(Saved data entries)
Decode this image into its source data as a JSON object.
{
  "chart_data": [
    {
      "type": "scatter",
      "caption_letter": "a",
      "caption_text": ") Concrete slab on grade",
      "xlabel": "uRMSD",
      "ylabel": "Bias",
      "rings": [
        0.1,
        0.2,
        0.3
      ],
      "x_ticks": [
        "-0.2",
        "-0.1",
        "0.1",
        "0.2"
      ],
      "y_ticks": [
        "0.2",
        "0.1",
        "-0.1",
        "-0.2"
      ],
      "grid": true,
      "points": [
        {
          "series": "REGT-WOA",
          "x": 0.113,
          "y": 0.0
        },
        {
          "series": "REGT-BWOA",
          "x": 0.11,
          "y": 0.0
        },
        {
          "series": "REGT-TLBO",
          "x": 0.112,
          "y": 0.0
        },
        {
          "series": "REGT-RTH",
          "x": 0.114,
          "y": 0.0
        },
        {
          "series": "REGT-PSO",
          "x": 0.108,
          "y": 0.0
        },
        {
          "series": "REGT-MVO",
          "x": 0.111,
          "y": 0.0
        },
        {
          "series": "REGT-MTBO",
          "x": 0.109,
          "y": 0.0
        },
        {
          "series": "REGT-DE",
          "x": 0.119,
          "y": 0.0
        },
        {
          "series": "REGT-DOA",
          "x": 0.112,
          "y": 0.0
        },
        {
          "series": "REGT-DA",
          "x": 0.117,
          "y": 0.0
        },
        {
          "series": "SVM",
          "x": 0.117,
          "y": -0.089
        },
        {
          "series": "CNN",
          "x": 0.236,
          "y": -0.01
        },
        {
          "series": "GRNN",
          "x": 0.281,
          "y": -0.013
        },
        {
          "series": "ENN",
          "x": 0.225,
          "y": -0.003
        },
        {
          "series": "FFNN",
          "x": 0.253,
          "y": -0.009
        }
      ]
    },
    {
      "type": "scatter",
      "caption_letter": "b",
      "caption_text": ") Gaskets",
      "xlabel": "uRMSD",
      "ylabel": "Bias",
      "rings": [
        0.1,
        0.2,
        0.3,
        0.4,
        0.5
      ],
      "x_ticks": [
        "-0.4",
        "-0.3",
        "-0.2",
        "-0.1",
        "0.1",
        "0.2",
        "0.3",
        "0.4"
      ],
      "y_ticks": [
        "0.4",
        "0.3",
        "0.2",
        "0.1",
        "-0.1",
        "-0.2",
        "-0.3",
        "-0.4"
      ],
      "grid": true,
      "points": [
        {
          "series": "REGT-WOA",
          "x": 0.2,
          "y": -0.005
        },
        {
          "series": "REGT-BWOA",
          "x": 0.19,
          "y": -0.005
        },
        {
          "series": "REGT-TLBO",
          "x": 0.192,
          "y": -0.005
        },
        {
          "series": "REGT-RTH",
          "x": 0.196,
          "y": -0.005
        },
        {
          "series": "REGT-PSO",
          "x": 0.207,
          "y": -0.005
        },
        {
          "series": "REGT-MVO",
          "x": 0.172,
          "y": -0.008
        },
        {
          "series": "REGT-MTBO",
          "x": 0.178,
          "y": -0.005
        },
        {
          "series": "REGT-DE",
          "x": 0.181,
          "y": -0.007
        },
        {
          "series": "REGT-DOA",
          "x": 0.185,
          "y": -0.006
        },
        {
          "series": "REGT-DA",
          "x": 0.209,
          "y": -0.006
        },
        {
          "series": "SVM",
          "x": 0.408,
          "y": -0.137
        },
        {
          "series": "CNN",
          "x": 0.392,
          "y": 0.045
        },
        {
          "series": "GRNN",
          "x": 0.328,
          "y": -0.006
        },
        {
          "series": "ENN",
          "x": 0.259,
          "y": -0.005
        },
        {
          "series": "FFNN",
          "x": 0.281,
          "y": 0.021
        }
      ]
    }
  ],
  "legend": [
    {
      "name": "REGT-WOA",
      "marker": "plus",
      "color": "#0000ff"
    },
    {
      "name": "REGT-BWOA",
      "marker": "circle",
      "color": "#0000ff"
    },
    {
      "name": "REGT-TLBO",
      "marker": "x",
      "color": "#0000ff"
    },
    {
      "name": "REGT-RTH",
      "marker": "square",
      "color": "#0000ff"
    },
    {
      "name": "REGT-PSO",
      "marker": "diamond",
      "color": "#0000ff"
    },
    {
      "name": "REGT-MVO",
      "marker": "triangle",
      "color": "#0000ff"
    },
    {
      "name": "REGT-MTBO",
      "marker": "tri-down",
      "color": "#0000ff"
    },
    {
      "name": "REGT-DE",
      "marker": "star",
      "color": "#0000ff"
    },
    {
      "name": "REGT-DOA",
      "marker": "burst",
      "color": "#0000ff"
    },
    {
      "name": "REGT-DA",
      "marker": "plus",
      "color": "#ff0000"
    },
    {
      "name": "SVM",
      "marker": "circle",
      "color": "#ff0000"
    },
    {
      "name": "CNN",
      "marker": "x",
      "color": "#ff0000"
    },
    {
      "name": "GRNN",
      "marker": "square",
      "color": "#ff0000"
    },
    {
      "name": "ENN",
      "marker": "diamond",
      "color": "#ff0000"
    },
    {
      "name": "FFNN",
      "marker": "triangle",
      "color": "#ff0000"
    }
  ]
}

Short exercise — Print the material above once more, exactly.

Result for this task —
Decode this image into its source data as a JSON object.
{
  "chart_data": [
    {
      "type": "scatter",
      "caption_letter": "a",
      "caption_text": ") Concrete slab on grade",
      "xlabel": "uRMSD",
      "ylabel": "Bias",
      "rings": [
        0.1,
        0.2,
        0.3
      ],
      "x_ticks": [
        "-0.2",
        "-0.1",
        "0.1",
        "0.2"
      ],
      "y_ticks": [
        "0.2",
        "0.1",
        "-0.1",
        "-0.2"
      ],
      "grid": true,
      "points": [
        {
          "series": "REGT-WOA",
          "x": 0.113,
          "y": 0.0
        },
        {
          "series": "REGT-BWOA",
          "x": 0.11,
          "y": 0.0
        },
        {
          "series": "REGT-TLBO",
          "x": 0.112,
          "y": 0.0
        },
        {
          "series": "REGT-RTH",
          "x": 0.114,
          "y": 0.0
        },
        {
          "series": "REGT-PSO",
          "x": 0.108,
          "y": 0.0
        },
        {
          "series": "REGT-MVO",
          "x": 0.111,
          "y": 0.0
        },
        {
          "series": "REGT-MTBO",
          "x": 0.109,
          "y": 0.0
        },
        {
          "series": "REGT-DE",
          "x": 0.119,
          "y": 0.0
        },
        {
          "series": "REGT-DOA",
          "x": 0.112,
          "y": 0.0
        },
        {
          "series": "REGT-DA",
          "x": 0.117,
          "y": 0.0
        },
        {
          "series": "SVM",
          "x": 0.117,
          "y": -0.089
        },
        {
          "series": "CNN",
          "x": 0.236,
          "y": -0.01
        },
        {
          "series": "GRNN",
          "x": 0.281,
          "y": -0.013
        },
        {
          "series": "ENN",
          "x": 0.225,
          "y": -0.003
        },
        {
          "series": "FFNN",
          "x": 0.253,
          "y": -0.009
        }
      ]
    },
    {
      "type": "scatter",
      "caption_letter": "b",
      "caption_text": ") Gaskets",
      "xlabel": "uRMSD",
      "ylabel": "Bias",
      "rings": [
        0.1,
        0.2,
        0.3,
        0.4,
        0.5
      ],
      "x_ticks": [
        "-0.4",
        "-0.3",
        "-0.2",
        "-0.1",
        "0.1",
        "0.2",
        "0.3",
        "0.4"
      ],
      "y_ticks": [
        "0.4",
        "0.3",
        "0.2",
        "0.1",
        "-0.1",
        "-0.2",
        "-0.3",
        "-0.4"
      ],
      "grid": true,
      "points": [
        {
          "series": "REGT-WOA",
          "x": 0.2,
          "y": -0.005
        },
        {
          "series": "REGT-BWOA",
          "x": 0.19,
          "y": -0.005
        },
        {
          "series": "REGT-TLBO",
          "x": 0.192,
          "y": -0.005
        },
        {
          "series": "REGT-RTH",
          "x": 0.196,
          "y": -0.005
        },
        {
          "series": "REGT-PSO",
          "x": 0.207,
          "y": -0.005
        },
        {
          "series": "REGT-MVO",
          "x": 0.172,
          "y": -0.008
        },
        {
          "series": "REGT-MTBO",
          "x": 0.178,
          "y": -0.005
        },
        {
          "series": "REGT-DE",
          "x": 0.181,
          "y": -0.007
        },
        {
          "series": "REGT-DOA",
          "x": 0.185,
          "y": -0.006
        },
        {
          "series": "REGT-DA",
          "x": 0.209,
          "y": -0.006
        },
        {
          "series": "SVM",
          "x": 0.408,
          "y": -0.137
        },
        {
          "series": "CNN",
          "x": 0.392,
          "y": 0.045
        },
        {
          "series": "GRNN",
          "x": 0.328,
          "y": -0.006
        },
        {
          "series": "ENN",
          "x": 0.259,
          "y": -0.005
        },
        {
          "series": "FFNN",
          "x": 0.281,
          "y": 0.021
        }
      ]
    }
  ],
  "legend": [
    {
      "name": "REGT-WOA",
      "marker": "plus",
      "color": "#0000ff"
    },
    {
      "name": "REGT-BWOA",
      "marker": "circle",
      "color": "#0000ff"
    },
    {
      "name": "REGT-TLBO",
      "marker": "x",
      "color": "#0000ff"
    },
    {
      "name": "REGT-RTH",
      "marker": "square",
      "color": "#0000ff"
    },
    {
      "name": "REGT-PSO",
      "marker": "diamond",
      "color": "#0000ff"
    },
    {
      "name": "REGT-MVO",
      "marker": "triangle",
      "color": "#0000ff"
    },
    {
      "name": "REGT-MTBO",
      "marker": "tri-down",
      "color": "#0000ff"
    },
    {
      "name": "REGT-DE",
      "marker": "star",
      "color": "#0000ff"
    },
    {
      "name": "REGT-DOA",
      "marker": "burst",
      "color": "#0000ff"
    },
    {
      "name": "REGT-DA",
      "marker": "plus",
      "color": "#ff0000"
    },
    {
      "name": "SVM",
      "marker": "circle",
      "color": "#ff0000"
    },
    {
      "name": "CNN",
      "marker": "x",
      "color": "#ff0000"
    },
    {
      "name": "GRNN",
      "marker": "square",
      "color": "#ff0000"
    },
    {
      "name": "ENN",
      "marker": "diamond",
      "color": "#ff0000"
    },
    {
      "name": "FFNN",
      "marker": "triangle",
      "color": "#ff0000"
    }
  ]
}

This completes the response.